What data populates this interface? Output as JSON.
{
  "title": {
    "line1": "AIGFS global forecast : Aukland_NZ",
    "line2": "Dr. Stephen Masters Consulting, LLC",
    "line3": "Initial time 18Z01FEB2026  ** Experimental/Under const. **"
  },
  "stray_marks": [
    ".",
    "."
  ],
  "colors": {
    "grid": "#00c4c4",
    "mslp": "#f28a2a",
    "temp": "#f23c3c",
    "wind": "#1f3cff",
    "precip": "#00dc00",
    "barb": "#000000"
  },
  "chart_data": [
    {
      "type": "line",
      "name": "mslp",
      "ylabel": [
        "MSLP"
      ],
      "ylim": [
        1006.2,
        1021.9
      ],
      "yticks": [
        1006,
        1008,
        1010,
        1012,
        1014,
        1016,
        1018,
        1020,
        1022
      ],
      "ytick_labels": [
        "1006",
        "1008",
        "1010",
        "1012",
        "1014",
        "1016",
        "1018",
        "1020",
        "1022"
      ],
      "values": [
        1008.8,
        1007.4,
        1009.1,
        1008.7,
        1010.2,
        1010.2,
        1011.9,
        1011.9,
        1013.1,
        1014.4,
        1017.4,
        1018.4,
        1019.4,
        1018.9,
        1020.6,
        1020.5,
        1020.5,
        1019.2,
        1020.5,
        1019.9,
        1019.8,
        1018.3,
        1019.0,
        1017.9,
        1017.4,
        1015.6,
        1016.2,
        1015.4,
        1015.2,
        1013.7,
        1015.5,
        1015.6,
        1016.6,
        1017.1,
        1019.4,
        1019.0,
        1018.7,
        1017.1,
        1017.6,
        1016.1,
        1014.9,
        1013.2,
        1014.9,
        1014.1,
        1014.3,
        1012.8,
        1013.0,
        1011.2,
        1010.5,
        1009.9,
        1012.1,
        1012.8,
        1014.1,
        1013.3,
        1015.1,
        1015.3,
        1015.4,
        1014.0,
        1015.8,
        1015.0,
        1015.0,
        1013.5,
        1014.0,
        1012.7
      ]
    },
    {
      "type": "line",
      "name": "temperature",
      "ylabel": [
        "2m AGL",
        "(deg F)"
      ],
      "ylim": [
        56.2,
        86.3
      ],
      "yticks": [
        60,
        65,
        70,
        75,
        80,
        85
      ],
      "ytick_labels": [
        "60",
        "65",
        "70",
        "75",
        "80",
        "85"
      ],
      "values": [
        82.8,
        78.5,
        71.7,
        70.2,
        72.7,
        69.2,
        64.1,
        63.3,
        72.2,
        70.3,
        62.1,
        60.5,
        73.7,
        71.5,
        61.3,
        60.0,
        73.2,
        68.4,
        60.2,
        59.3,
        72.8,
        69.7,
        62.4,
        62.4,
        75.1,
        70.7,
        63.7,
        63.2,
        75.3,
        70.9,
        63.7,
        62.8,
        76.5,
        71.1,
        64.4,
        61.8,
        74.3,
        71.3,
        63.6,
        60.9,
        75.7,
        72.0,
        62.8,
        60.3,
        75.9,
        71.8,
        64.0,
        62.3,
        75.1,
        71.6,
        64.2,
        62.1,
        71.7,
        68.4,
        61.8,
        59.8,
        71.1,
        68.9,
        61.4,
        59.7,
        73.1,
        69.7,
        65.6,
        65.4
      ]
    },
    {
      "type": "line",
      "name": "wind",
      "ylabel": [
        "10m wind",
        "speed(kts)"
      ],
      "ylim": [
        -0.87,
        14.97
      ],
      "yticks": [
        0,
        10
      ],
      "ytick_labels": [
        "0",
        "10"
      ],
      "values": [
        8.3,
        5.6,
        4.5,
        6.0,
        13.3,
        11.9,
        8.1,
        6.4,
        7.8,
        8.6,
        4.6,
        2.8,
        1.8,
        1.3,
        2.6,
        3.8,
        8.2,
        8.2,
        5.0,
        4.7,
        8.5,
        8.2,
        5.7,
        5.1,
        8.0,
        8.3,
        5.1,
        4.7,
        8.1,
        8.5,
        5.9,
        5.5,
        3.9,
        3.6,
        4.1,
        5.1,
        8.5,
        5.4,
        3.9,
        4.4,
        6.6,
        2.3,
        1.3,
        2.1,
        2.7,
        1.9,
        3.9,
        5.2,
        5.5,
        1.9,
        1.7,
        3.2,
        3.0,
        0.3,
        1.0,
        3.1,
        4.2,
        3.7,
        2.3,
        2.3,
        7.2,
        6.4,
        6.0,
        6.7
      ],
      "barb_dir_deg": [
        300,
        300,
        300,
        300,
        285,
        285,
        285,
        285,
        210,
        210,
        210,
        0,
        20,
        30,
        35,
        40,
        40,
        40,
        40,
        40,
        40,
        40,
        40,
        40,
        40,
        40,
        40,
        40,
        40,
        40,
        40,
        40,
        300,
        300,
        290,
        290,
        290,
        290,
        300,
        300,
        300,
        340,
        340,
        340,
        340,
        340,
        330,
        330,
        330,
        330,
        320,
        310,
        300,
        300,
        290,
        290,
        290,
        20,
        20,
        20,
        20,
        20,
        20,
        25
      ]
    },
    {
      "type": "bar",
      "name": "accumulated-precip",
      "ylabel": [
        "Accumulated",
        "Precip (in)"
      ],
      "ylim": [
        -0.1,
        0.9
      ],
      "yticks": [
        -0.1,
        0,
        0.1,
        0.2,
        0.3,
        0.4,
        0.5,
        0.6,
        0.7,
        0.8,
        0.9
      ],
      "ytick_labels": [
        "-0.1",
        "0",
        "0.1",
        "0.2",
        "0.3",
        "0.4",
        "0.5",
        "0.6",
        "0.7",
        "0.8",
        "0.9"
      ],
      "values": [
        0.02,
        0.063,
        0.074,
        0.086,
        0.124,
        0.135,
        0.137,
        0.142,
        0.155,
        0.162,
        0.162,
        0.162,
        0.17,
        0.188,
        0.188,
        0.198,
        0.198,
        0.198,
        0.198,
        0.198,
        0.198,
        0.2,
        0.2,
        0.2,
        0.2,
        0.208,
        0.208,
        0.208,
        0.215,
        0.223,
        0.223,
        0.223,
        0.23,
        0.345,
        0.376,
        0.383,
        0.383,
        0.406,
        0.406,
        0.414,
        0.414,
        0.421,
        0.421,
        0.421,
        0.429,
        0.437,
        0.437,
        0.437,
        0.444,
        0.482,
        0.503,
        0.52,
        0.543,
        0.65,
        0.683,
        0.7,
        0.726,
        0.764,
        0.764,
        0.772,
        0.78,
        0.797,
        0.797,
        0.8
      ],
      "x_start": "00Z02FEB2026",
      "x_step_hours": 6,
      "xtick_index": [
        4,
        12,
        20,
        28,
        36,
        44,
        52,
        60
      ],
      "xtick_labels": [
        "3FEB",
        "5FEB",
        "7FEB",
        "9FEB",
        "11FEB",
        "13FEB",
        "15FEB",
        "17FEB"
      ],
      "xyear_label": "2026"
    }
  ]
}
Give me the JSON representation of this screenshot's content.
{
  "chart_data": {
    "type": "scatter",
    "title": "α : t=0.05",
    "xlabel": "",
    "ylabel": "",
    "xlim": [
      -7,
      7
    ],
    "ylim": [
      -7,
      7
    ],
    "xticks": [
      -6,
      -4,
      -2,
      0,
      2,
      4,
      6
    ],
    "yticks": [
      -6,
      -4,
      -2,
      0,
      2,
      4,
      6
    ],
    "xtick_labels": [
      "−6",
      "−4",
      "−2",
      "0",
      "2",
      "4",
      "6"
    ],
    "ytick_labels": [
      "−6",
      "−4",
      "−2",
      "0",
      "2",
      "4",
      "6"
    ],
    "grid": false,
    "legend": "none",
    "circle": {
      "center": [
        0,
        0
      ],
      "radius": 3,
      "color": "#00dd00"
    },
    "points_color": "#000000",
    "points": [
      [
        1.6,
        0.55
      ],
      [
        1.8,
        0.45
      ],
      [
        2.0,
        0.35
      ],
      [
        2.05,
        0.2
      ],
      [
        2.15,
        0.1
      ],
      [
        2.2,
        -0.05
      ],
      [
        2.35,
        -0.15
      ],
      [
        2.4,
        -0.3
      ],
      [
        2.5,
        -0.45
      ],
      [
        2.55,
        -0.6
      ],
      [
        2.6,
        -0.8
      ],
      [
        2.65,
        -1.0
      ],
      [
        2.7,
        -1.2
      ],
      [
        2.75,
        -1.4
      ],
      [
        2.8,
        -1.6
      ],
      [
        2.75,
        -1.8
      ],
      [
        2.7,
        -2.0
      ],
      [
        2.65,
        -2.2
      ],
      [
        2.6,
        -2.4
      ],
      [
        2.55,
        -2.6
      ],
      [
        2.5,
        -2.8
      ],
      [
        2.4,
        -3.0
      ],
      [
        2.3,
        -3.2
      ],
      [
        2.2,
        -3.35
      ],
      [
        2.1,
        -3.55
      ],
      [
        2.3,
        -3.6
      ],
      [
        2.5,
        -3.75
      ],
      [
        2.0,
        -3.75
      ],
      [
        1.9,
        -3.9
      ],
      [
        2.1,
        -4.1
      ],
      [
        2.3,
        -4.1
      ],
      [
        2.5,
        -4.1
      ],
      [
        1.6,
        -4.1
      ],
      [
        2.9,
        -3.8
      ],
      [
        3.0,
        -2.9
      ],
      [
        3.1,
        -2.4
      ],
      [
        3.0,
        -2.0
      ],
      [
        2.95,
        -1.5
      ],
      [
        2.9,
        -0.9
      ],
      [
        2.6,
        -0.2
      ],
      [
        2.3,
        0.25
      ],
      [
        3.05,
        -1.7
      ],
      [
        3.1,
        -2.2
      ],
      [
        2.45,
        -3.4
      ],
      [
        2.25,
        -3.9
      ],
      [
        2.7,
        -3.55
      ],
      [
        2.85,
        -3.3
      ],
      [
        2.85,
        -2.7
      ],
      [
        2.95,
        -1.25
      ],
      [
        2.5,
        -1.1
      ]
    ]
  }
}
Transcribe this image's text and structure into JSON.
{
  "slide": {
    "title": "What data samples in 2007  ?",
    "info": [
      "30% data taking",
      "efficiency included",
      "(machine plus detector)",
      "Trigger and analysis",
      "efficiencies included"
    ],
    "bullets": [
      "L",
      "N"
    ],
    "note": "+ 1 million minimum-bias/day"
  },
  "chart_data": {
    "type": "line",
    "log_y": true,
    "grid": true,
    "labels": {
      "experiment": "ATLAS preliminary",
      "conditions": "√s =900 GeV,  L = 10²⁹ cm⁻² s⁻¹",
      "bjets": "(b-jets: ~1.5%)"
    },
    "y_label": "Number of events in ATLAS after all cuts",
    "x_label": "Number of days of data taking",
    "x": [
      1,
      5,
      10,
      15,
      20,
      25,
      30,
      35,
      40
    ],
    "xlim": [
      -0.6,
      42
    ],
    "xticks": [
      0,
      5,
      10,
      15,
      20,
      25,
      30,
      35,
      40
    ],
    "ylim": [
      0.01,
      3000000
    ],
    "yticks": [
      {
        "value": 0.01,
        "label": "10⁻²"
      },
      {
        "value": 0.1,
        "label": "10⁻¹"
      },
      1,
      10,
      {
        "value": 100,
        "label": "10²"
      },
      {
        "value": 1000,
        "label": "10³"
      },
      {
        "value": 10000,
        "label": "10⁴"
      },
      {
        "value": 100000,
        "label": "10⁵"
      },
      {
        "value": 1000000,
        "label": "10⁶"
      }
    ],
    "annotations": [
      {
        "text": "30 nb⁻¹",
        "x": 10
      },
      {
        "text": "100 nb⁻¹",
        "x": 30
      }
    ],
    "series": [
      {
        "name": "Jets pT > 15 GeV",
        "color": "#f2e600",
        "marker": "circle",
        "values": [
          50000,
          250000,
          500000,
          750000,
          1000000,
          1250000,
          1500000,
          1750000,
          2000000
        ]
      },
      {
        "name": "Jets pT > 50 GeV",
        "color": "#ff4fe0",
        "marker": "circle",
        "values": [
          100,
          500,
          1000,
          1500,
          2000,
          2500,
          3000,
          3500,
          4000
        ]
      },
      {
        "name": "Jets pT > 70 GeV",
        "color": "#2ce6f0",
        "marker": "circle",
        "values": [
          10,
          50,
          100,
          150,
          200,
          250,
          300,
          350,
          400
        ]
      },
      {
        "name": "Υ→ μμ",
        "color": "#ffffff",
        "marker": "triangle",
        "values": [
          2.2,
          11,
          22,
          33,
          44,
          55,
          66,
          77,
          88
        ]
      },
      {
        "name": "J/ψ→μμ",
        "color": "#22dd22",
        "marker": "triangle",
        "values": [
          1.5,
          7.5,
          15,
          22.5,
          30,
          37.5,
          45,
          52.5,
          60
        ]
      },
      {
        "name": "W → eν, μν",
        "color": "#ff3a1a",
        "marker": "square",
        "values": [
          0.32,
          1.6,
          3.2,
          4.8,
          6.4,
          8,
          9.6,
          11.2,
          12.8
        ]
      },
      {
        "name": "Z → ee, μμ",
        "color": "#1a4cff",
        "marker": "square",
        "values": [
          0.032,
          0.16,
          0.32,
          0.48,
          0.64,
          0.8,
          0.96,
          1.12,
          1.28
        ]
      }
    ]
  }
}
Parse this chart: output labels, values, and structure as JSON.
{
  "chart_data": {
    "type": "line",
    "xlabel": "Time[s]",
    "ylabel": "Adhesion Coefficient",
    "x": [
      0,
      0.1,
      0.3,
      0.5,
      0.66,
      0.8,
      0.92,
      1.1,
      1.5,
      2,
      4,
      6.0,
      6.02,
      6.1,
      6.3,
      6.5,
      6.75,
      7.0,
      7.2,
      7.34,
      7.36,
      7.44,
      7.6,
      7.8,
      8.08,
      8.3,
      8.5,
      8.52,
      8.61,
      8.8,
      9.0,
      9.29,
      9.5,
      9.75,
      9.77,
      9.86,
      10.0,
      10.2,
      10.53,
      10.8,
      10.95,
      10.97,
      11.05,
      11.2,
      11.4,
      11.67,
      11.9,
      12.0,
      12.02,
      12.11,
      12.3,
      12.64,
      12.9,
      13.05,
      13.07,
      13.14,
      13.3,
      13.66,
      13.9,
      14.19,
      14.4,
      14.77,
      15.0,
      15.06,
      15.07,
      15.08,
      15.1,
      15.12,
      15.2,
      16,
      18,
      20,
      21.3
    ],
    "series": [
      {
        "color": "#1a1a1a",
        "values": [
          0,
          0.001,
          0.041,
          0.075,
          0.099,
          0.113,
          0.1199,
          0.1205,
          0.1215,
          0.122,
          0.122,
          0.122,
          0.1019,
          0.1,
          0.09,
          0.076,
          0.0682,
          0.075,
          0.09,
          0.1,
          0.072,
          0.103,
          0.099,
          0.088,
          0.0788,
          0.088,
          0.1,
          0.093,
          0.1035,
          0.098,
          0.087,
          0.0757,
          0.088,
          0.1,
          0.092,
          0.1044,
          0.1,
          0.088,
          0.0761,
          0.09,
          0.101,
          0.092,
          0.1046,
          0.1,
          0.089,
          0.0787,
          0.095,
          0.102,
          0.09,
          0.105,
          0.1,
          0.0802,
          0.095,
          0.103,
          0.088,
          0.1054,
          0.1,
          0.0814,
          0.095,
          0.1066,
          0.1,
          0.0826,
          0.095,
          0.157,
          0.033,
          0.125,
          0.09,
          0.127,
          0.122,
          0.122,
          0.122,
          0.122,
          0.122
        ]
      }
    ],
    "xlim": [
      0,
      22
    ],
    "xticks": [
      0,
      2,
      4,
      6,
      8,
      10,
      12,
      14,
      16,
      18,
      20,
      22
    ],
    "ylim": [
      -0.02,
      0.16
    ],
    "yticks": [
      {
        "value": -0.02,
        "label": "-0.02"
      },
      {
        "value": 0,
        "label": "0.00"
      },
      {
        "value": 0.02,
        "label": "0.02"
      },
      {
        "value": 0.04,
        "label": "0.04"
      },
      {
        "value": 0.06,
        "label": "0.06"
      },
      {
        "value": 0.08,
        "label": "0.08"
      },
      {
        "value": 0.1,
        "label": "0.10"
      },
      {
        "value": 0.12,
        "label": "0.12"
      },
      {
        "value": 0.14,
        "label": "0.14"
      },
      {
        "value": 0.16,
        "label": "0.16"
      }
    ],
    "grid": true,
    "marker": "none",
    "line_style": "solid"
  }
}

• YOUR TASK:
Using the listing above, return all lines where the word "structure" occurs.

• PROBLEM SOLUTION:
Transcribe this image's text and structure into JSON.
Parse this chart: output labels, values, and structure as JSON.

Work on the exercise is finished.